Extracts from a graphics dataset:

--

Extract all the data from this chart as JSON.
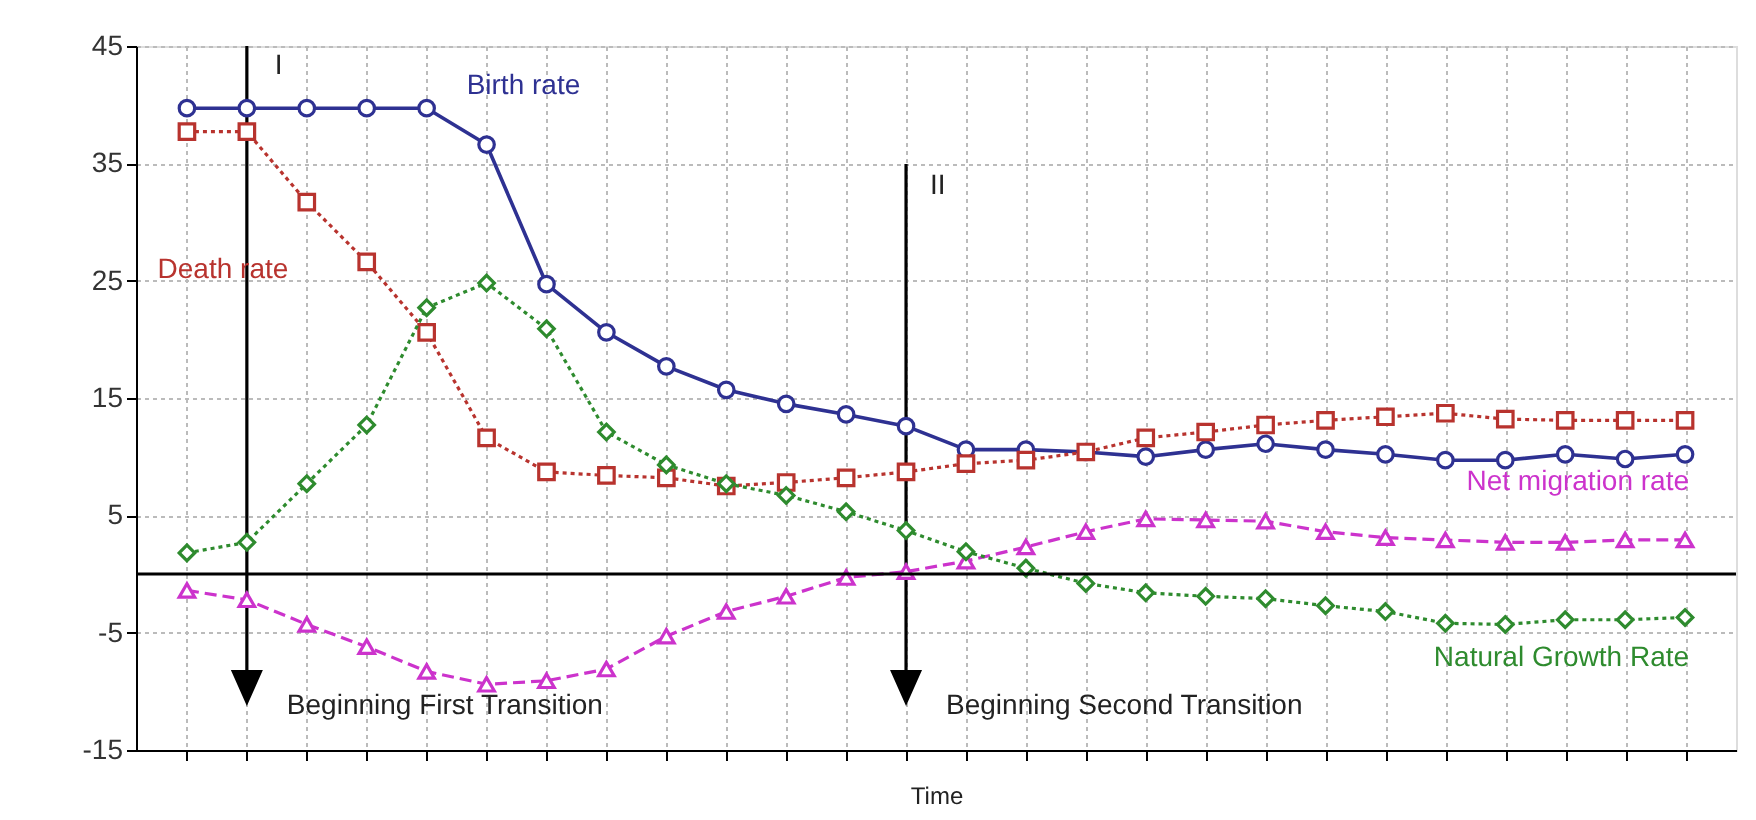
{
  "chart_data": {
    "type": "line",
    "xlabel": "Time",
    "categories": [
      null,
      null,
      null,
      null,
      null,
      null,
      null,
      null,
      null,
      null,
      null,
      null,
      null,
      null,
      null,
      null,
      null,
      null,
      null,
      null,
      null,
      null,
      null,
      null,
      null,
      null
    ],
    "ylim": [
      -15,
      45
    ],
    "yticks": [
      -15,
      -5,
      5,
      15,
      25,
      35,
      45
    ],
    "tick_labels": "y",
    "grid": true,
    "series": [
      {
        "name": "Birth rate",
        "color": "#2e3192",
        "marker": "circle",
        "line_style": "solid",
        "values": [
          39.7,
          39.7,
          39.7,
          39.7,
          39.7,
          36.6,
          24.7,
          20.6,
          17.7,
          15.7,
          14.5,
          13.6,
          12.6,
          10.6,
          10.6,
          10.4,
          10.0,
          10.6,
          11.1,
          10.6,
          10.2,
          9.7,
          9.7,
          10.2,
          9.8,
          10.2
        ]
      },
      {
        "name": "Death rate",
        "color": "#b8332e",
        "marker": "square",
        "line_style": "dotted",
        "values": [
          37.7,
          37.7,
          31.7,
          26.6,
          20.6,
          11.6,
          8.7,
          8.4,
          8.2,
          7.5,
          7.8,
          8.2,
          8.7,
          9.4,
          9.7,
          10.4,
          11.6,
          12.1,
          12.7,
          13.1,
          13.4,
          13.7,
          13.2,
          13.1,
          13.1,
          13.1
        ]
      },
      {
        "name": "Net migration rate",
        "color": "#cc33cc",
        "marker": "triangle",
        "line_style": "dashed",
        "values": [
          -1.4,
          -2.2,
          -4.3,
          -6.2,
          -8.3,
          -9.4,
          -9.1,
          -8.1,
          -5.3,
          -3.2,
          -1.9,
          -0.3,
          0.2,
          1.1,
          2.3,
          3.6,
          4.7,
          4.6,
          4.5,
          3.6,
          3.1,
          2.9,
          2.7,
          2.7,
          2.9,
          2.9
        ]
      },
      {
        "name": "Natural Growth Rate",
        "color": "#2e8b2e",
        "marker": "diamond",
        "line_style": "dotted",
        "values": [
          1.8,
          2.7,
          7.7,
          12.7,
          22.7,
          24.8,
          20.9,
          12.1,
          9.3,
          7.7,
          6.7,
          5.3,
          3.7,
          1.9,
          0.5,
          -0.8,
          -1.6,
          -1.9,
          -2.1,
          -2.7,
          -3.2,
          -4.2,
          -4.3,
          -3.9,
          -3.9,
          -3.7
        ]
      }
    ],
    "ref_lines": [
      {
        "axis": "y",
        "value": 0,
        "color": "#000000"
      }
    ],
    "annotations": [
      "I",
      "Beginning First Transition",
      "II",
      "Beginning Second Transition"
    ]
  }
}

--

Stated exercise: All of the data above should be quoted exactly, except for the pictures.

Full output:
Extract all the data from this chart as JSON.
{
  "chart_data": {
    "type": "line",
    "xlabel": "Time",
    "categories": [
      null,
      null,
      null,
      null,
      null,
      null,
      null,
      null,
      null,
      null,
      null,
      null,
      null,
      null,
      null,
      null,
      null,
      null,
      null,
      null,
      null,
      null,
      null,
      null,
      null,
      null
    ],
    "ylim": [
      -15,
      45
    ],
    "yticks": [
      -15,
      -5,
      5,
      15,
      25,
      35,
      45
    ],
    "tick_labels": "y",
    "grid": true,
    "series": [
      {
        "name": "Birth rate",
        "color": "#2e3192",
        "marker": "circle",
        "line_style": "solid",
        "values": [
          39.7,
          39.7,
          39.7,
          39.7,
          39.7,
          36.6,
          24.7,
          20.6,
          17.7,
          15.7,
          14.5,
          13.6,
          12.6,
          10.6,
          10.6,
          10.4,
          10.0,
          10.6,
          11.1,
          10.6,
          10.2,
          9.7,
          9.7,
          10.2,
          9.8,
          10.2
        ]
      },
      {
        "name": "Death rate",
        "color": "#b8332e",
        "marker": "square",
        "line_style": "dotted",
        "values": [
          37.7,
          37.7,
          31.7,
          26.6,
          20.6,
          11.6,
          8.7,
          8.4,
          8.2,
          7.5,
          7.8,
          8.2,
          8.7,
          9.4,
          9.7,
          10.4,
          11.6,
          12.1,
          12.7,
          13.1,
          13.4,
          13.7,
          13.2,
          13.1,
          13.1,
          13.1
        ]
      },
      {
        "name": "Net migration rate",
        "color": "#cc33cc",
        "marker": "triangle",
        "line_style": "dashed",
        "values": [
          -1.4,
          -2.2,
          -4.3,
          -6.2,
          -8.3,
          -9.4,
          -9.1,
          -8.1,
          -5.3,
          -3.2,
          -1.9,
          -0.3,
          0.2,
          1.1,
          2.3,
          3.6,
          4.7,
          4.6,
          4.5,
          3.6,
          3.1,
          2.9,
          2.7,
          2.7,
          2.9,
          2.9
        ]
      },
      {
        "name": "Natural Growth Rate",
        "color": "#2e8b2e",
        "marker": "diamond",
        "line_style": "dotted",
        "values": [
          1.8,
          2.7,
          7.7,
          12.7,
          22.7,
          24.8,
          20.9,
          12.1,
          9.3,
          7.7,
          6.7,
          5.3,
          3.7,
          1.9,
          0.5,
          -0.8,
          -1.6,
          -1.9,
          -2.1,
          -2.7,
          -3.2,
          -4.2,
          -4.3,
          -3.9,
          -3.9,
          -3.7
        ]
      }
    ],
    "ref_lines": [
      {
        "axis": "y",
        "value": 0,
        "color": "#000000"
      }
    ],
    "annotations": [
      "I",
      "Beginning First Transition",
      "II",
      "Beginning Second Transition"
    ]
  }
}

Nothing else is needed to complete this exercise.